DIRECTION:
Find each line with "RÜCKENFIT" and copy it.

---------- EXERCISE INPUT

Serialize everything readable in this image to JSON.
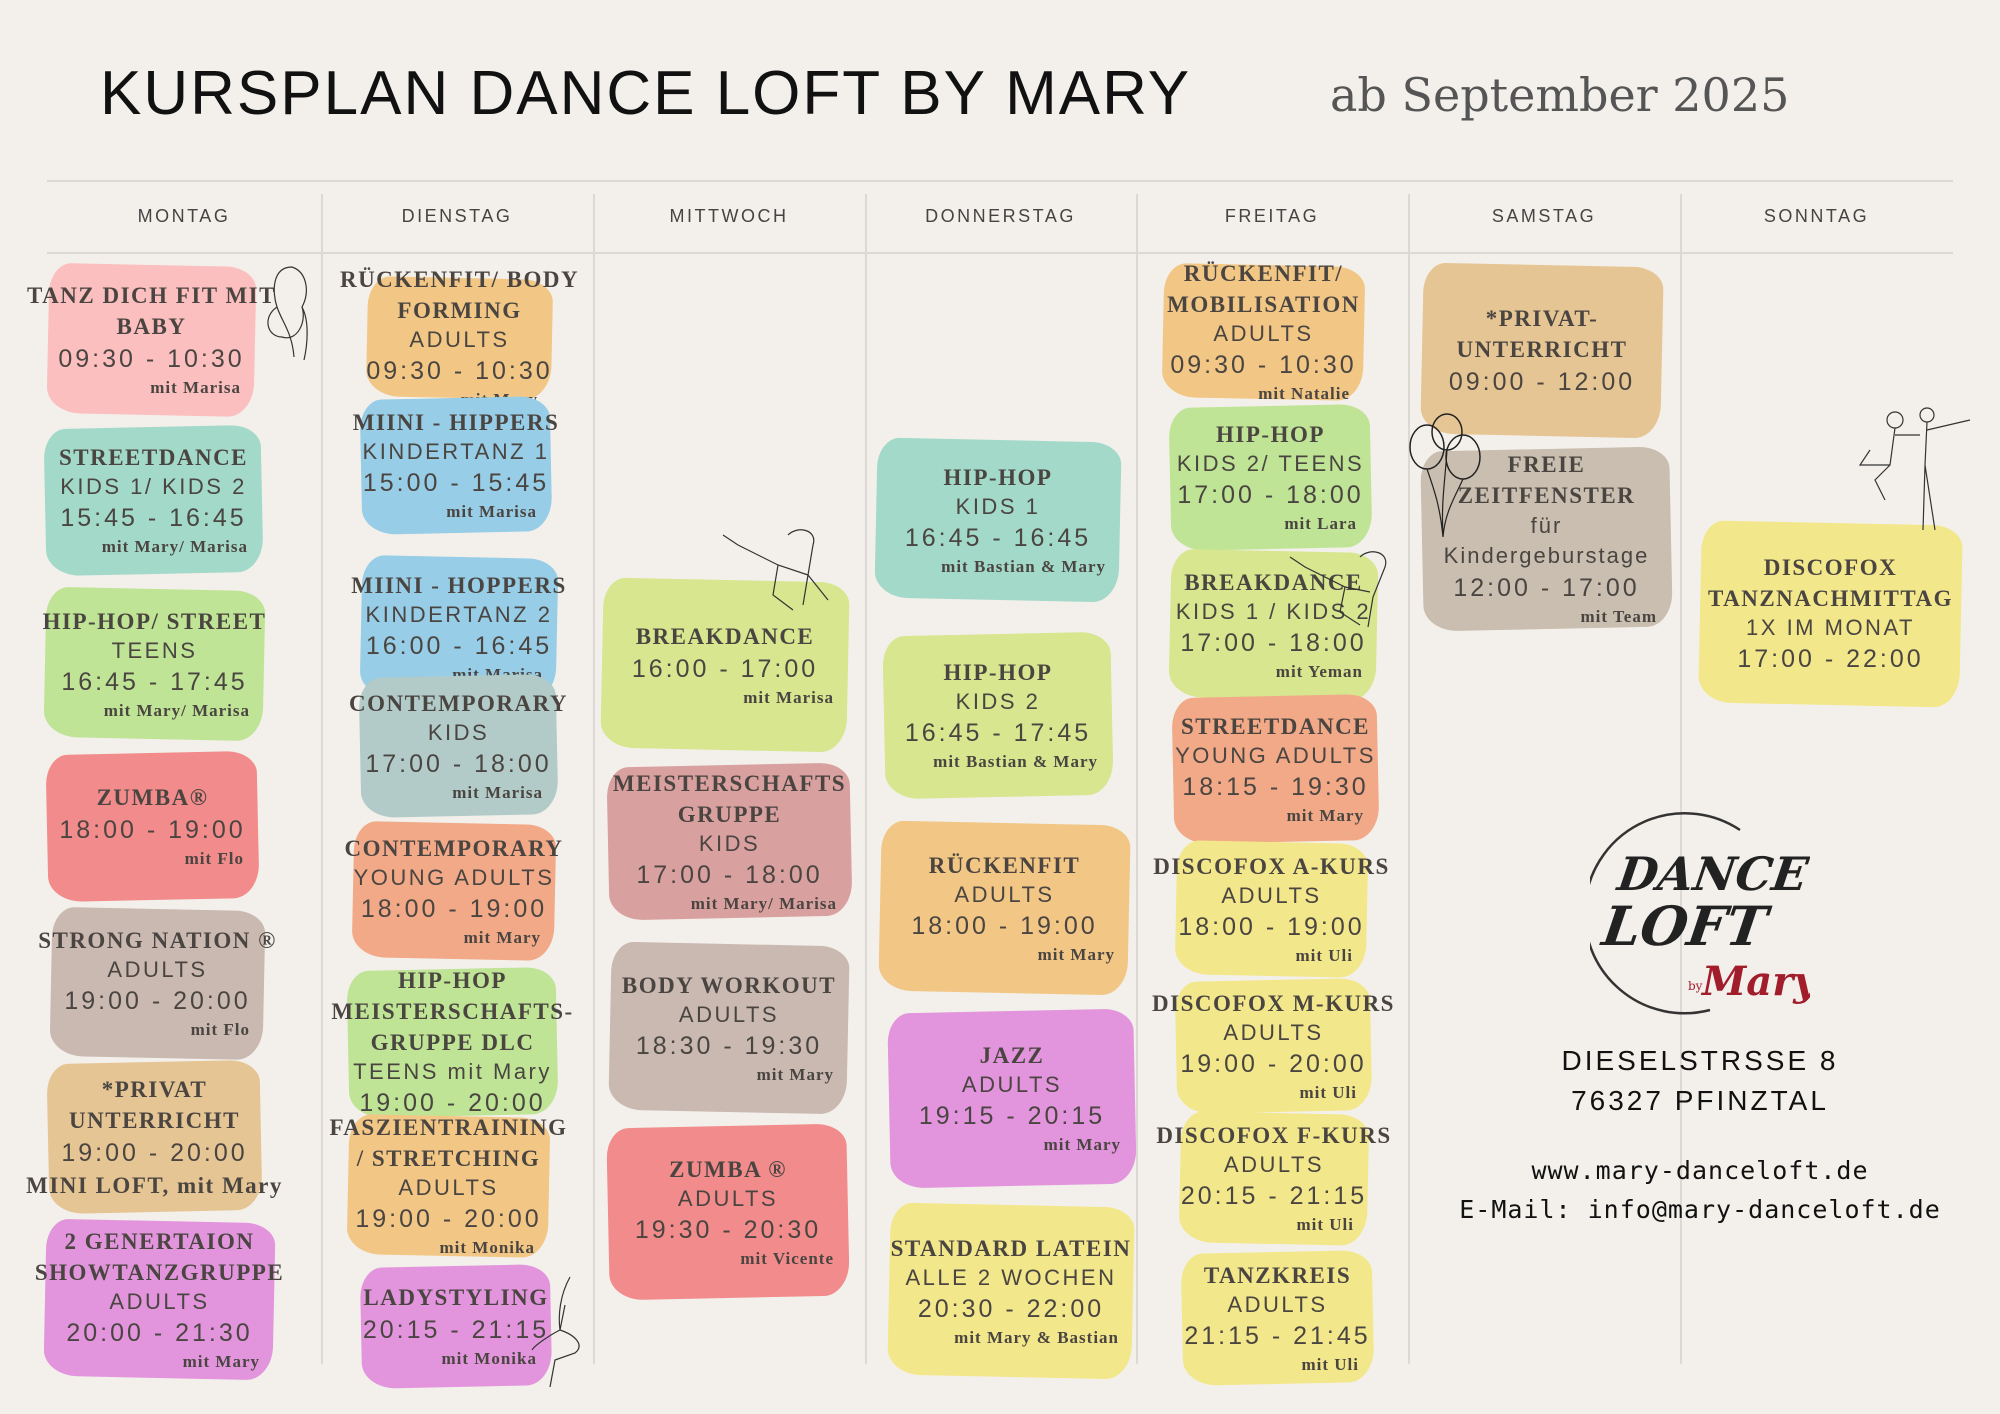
{
  "header": {
    "title": "KURSPLAN DANCE LOFT BY MARY",
    "subtitle": "ab September 2025"
  },
  "colors": {
    "pink": "#fbbfbf",
    "teal": "#a3d9c9",
    "green": "#bfe495",
    "red": "#f28b8b",
    "taupe": "#c9b9b1",
    "sand": "#e6c594",
    "violet": "#e295dd",
    "orange": "#f2c786",
    "blue": "#97cde6",
    "slate": "#b2cbc9",
    "salmon": "#f1a987",
    "lime": "#d7e68f",
    "rose": "#d9a0a0",
    "yellow": "#f3e78b",
    "grey": "#c9beaf"
  },
  "days": [
    {
      "label": "MONTAG",
      "classes": [
        {
          "color": "#fbbfbf",
          "lines": [
            [
              "title",
              "TANZ DICH FIT MIT"
            ],
            [
              "title",
              "BABY"
            ],
            [
              "time",
              "09:30 - 10:30"
            ],
            [
              "teacher",
              "mit Marisa"
            ]
          ]
        },
        {
          "color": "#a3d9c9",
          "lines": [
            [
              "title",
              "STREETDANCE"
            ],
            [
              "level",
              "KIDS 1/ KIDS 2"
            ],
            [
              "time",
              "15:45 - 16:45"
            ],
            [
              "teacher",
              "mit Mary/ Marisa"
            ]
          ]
        },
        {
          "color": "#bfe495",
          "lines": [
            [
              "title",
              "HIP-HOP/ STREET"
            ],
            [
              "level",
              "TEENS"
            ],
            [
              "time",
              "16:45 - 17:45"
            ],
            [
              "teacher",
              "mit Mary/ Marisa"
            ]
          ]
        },
        {
          "color": "#f28b8b",
          "lines": [
            [
              "title",
              "ZUMBA®"
            ],
            [
              "time",
              "18:00 - 19:00"
            ],
            [
              "teacher",
              "mit Flo"
            ]
          ]
        },
        {
          "color": "#c9b9b1",
          "lines": [
            [
              "title",
              "STRONG NATION ®"
            ],
            [
              "level",
              "ADULTS"
            ],
            [
              "time",
              "19:00 - 20:00"
            ],
            [
              "teacher",
              "mit Flo"
            ]
          ]
        },
        {
          "color": "#e6c594",
          "lines": [
            [
              "title",
              "*PRIVAT"
            ],
            [
              "title",
              "UNTERRICHT"
            ],
            [
              "time",
              "19:00 - 20:00"
            ],
            [
              "title",
              "MINI LOFT, mit Mary"
            ]
          ]
        },
        {
          "color": "#e295dd",
          "lines": [
            [
              "title",
              "2 GENERTAION"
            ],
            [
              "title",
              "SHOWTANZGRUPPE"
            ],
            [
              "level",
              "ADULTS"
            ],
            [
              "time",
              "20:00 - 21:30"
            ],
            [
              "teacher",
              "mit Mary"
            ]
          ]
        }
      ]
    },
    {
      "label": "DIENSTAG",
      "classes": [
        {
          "color": "#f2c786",
          "lines": [
            [
              "title",
              "RÜCKENFIT/ BODY"
            ],
            [
              "title",
              "FORMING"
            ],
            [
              "level",
              "ADULTS"
            ],
            [
              "time",
              "09:30 - 10:30"
            ],
            [
              "teacher",
              "mit Mary"
            ]
          ]
        },
        {
          "color": "#97cde6",
          "lines": [
            [
              "title",
              "MIINI - HIPPERS"
            ],
            [
              "level",
              "KINDERTANZ 1"
            ],
            [
              "time",
              "15:00 - 15:45"
            ],
            [
              "teacher",
              "mit Marisa"
            ]
          ]
        },
        {
          "color": "#97cde6",
          "lines": [
            [
              "title",
              "MIINI - HOPPERS"
            ],
            [
              "level",
              "KINDERTANZ 2"
            ],
            [
              "time",
              "16:00 - 16:45"
            ],
            [
              "teacher",
              "mit Marisa"
            ]
          ]
        },
        {
          "color": "#b2cbc9",
          "lines": [
            [
              "title",
              "CONTEMPORARY"
            ],
            [
              "level",
              "KIDS"
            ],
            [
              "time",
              "17:00 - 18:00"
            ],
            [
              "teacher",
              "mit Marisa"
            ]
          ]
        },
        {
          "color": "#f1a987",
          "lines": [
            [
              "title",
              "CONTEMPORARY"
            ],
            [
              "level",
              "YOUNG ADULTS"
            ],
            [
              "time",
              "18:00 - 19:00"
            ],
            [
              "teacher",
              "mit Mary"
            ]
          ]
        },
        {
          "color": "#bfe495",
          "lines": [
            [
              "title",
              "HIP-HOP"
            ],
            [
              "title",
              "MEISTERSCHAFTS-"
            ],
            [
              "title",
              "GRUPPE DLC"
            ],
            [
              "level",
              "TEENS   mit Mary"
            ],
            [
              "time",
              "19:00 - 20:00"
            ]
          ]
        },
        {
          "color": "#f2c786",
          "lines": [
            [
              "title",
              "FASZIENTRAINING"
            ],
            [
              "title",
              "/ STRETCHING"
            ],
            [
              "level",
              "ADULTS"
            ],
            [
              "time",
              "19:00 - 20:00"
            ],
            [
              "teacher",
              "mit Monika"
            ]
          ]
        },
        {
          "color": "#e295dd",
          "lines": [
            [
              "title",
              "LADYSTYLING"
            ],
            [
              "time",
              "20:15 - 21:15"
            ],
            [
              "teacher",
              "mit Monika"
            ]
          ]
        }
      ]
    },
    {
      "label": "MITTWOCH",
      "classes": [
        {
          "color": "#d7e68f",
          "lines": [
            [
              "title",
              "BREAKDANCE"
            ],
            [
              "time",
              "16:00 - 17:00"
            ],
            [
              "teacher",
              "mit Marisa"
            ]
          ]
        },
        {
          "color": "#d9a0a0",
          "lines": [
            [
              "title",
              "MEISTERSCHAFTS"
            ],
            [
              "title",
              "GRUPPE"
            ],
            [
              "level",
              "KIDS"
            ],
            [
              "time",
              "17:00 - 18:00"
            ],
            [
              "teacher",
              "mit Mary/ Marisa"
            ]
          ]
        },
        {
          "color": "#c9b9b1",
          "lines": [
            [
              "title",
              "BODY WORKOUT"
            ],
            [
              "level",
              "ADULTS"
            ],
            [
              "time",
              "18:30 - 19:30"
            ],
            [
              "teacher",
              "mit Mary"
            ]
          ]
        },
        {
          "color": "#f28b8b",
          "lines": [
            [
              "title",
              "ZUMBA ®"
            ],
            [
              "level",
              "ADULTS"
            ],
            [
              "time",
              "19:30 - 20:30"
            ],
            [
              "teacher",
              "mit Vicente"
            ]
          ]
        }
      ]
    },
    {
      "label": "DONNERSTAG",
      "classes": [
        {
          "color": "#a3d9c9",
          "lines": [
            [
              "title",
              "HIP-HOP"
            ],
            [
              "level",
              "KIDS 1"
            ],
            [
              "time",
              "16:45 - 16:45"
            ],
            [
              "teacher",
              "mit Bastian & Mary"
            ]
          ]
        },
        {
          "color": "#d7e68f",
          "lines": [
            [
              "title",
              "HIP-HOP"
            ],
            [
              "level",
              "KIDS 2"
            ],
            [
              "time",
              "16:45 - 17:45"
            ],
            [
              "teacher",
              "mit Bastian & Mary"
            ]
          ]
        },
        {
          "color": "#f2c786",
          "lines": [
            [
              "title",
              "RÜCKENFIT"
            ],
            [
              "level",
              "ADULTS"
            ],
            [
              "time",
              "18:00 - 19:00"
            ],
            [
              "teacher",
              "mit Mary"
            ]
          ]
        },
        {
          "color": "#e295dd",
          "lines": [
            [
              "title",
              "JAZZ"
            ],
            [
              "level",
              "ADULTS"
            ],
            [
              "time",
              "19:15 - 20:15"
            ],
            [
              "teacher",
              "mit Mary"
            ]
          ]
        },
        {
          "color": "#f3e78b",
          "lines": [
            [
              "title",
              "STANDARD LATEIN"
            ],
            [
              "level",
              "ALLE 2 WOCHEN"
            ],
            [
              "time",
              "20:30 - 22:00"
            ],
            [
              "teacher",
              "mit Mary & Bastian"
            ]
          ]
        }
      ]
    },
    {
      "label": "FREITAG",
      "classes": [
        {
          "color": "#f2c786",
          "lines": [
            [
              "title",
              "RÜCKENFIT/"
            ],
            [
              "title",
              "MOBILISATION"
            ],
            [
              "level",
              "ADULTS"
            ],
            [
              "time",
              "09:30 - 10:30"
            ],
            [
              "teacher",
              "mit Natalie"
            ]
          ]
        },
        {
          "color": "#bfe495",
          "lines": [
            [
              "title",
              "HIP-HOP"
            ],
            [
              "level",
              "KIDS 2/ TEENS"
            ],
            [
              "time",
              "17:00 - 18:00"
            ],
            [
              "teacher",
              "mit Lara"
            ]
          ]
        },
        {
          "color": "#d7e68f",
          "lines": [
            [
              "title",
              "BREAKDANCE"
            ],
            [
              "level",
              "KIDS 1 / KIDS 2"
            ],
            [
              "time",
              "17:00 - 18:00"
            ],
            [
              "teacher",
              "mit Yeman"
            ]
          ]
        },
        {
          "color": "#f1a987",
          "lines": [
            [
              "title",
              "STREETDANCE"
            ],
            [
              "level",
              "YOUNG ADULTS"
            ],
            [
              "time",
              "18:15 - 19:30"
            ],
            [
              "teacher",
              "mit Mary"
            ]
          ]
        },
        {
          "color": "#f3e78b",
          "lines": [
            [
              "title",
              "DISCOFOX A-KURS"
            ],
            [
              "level",
              "ADULTS"
            ],
            [
              "time",
              "18:00 - 19:00"
            ],
            [
              "teacher",
              "mit Uli"
            ]
          ]
        },
        {
          "color": "#f3e78b",
          "lines": [
            [
              "title",
              "DISCOFOX M-KURS"
            ],
            [
              "level",
              "ADULTS"
            ],
            [
              "time",
              "19:00 - 20:00"
            ],
            [
              "teacher",
              "mit Uli"
            ]
          ]
        },
        {
          "color": "#f3e78b",
          "lines": [
            [
              "title",
              "DISCOFOX F-KURS"
            ],
            [
              "level",
              "ADULTS"
            ],
            [
              "time",
              "20:15 - 21:15"
            ],
            [
              "teacher",
              "mit Uli"
            ]
          ]
        },
        {
          "color": "#f3e78b",
          "lines": [
            [
              "title",
              "TANZKREIS"
            ],
            [
              "level",
              "ADULTS"
            ],
            [
              "time",
              "21:15 - 21:45"
            ],
            [
              "teacher",
              "mit Uli"
            ]
          ]
        }
      ]
    },
    {
      "label": "SAMSTAG",
      "classes": [
        {
          "color": "#e6c594",
          "lines": [
            [
              "title",
              "*PRIVAT-"
            ],
            [
              "title",
              "UNTERRICHT"
            ],
            [
              "time",
              "09:00 - 12:00"
            ]
          ]
        },
        {
          "color": "#c9beaf",
          "lines": [
            [
              "title",
              "FREIE"
            ],
            [
              "title",
              "ZEITFENSTER"
            ],
            [
              "plain",
              "für"
            ],
            [
              "plain",
              "Kindergeburstage"
            ],
            [
              "time",
              "12:00 - 17:00"
            ],
            [
              "teacher",
              "mit Team"
            ]
          ]
        }
      ]
    },
    {
      "label": "SONNTAG",
      "classes": [
        {
          "color": "#f3e78b",
          "lines": [
            [
              "title",
              "DISCOFOX"
            ],
            [
              "title",
              "TANZNACHMITTAG"
            ],
            [
              "level",
              "1X IM MONAT"
            ],
            [
              "time",
              "17:00 - 22:00"
            ]
          ]
        }
      ]
    }
  ],
  "logo": {
    "line1": "DANCE",
    "line2": "LOFT",
    "line3": "Mary",
    "by": "by"
  },
  "contact": {
    "street": "DIESELSTRSSE 8",
    "city": "76327 PFINZTAL",
    "web": "www.mary-danceloft.de",
    "email": "E-Mail: info@mary-danceloft.de"
  }
}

--------------------

OUTPUT:
              "RÜCKENFIT/ BODY"
              "RÜCKENFIT"
              "RÜCKENFIT/"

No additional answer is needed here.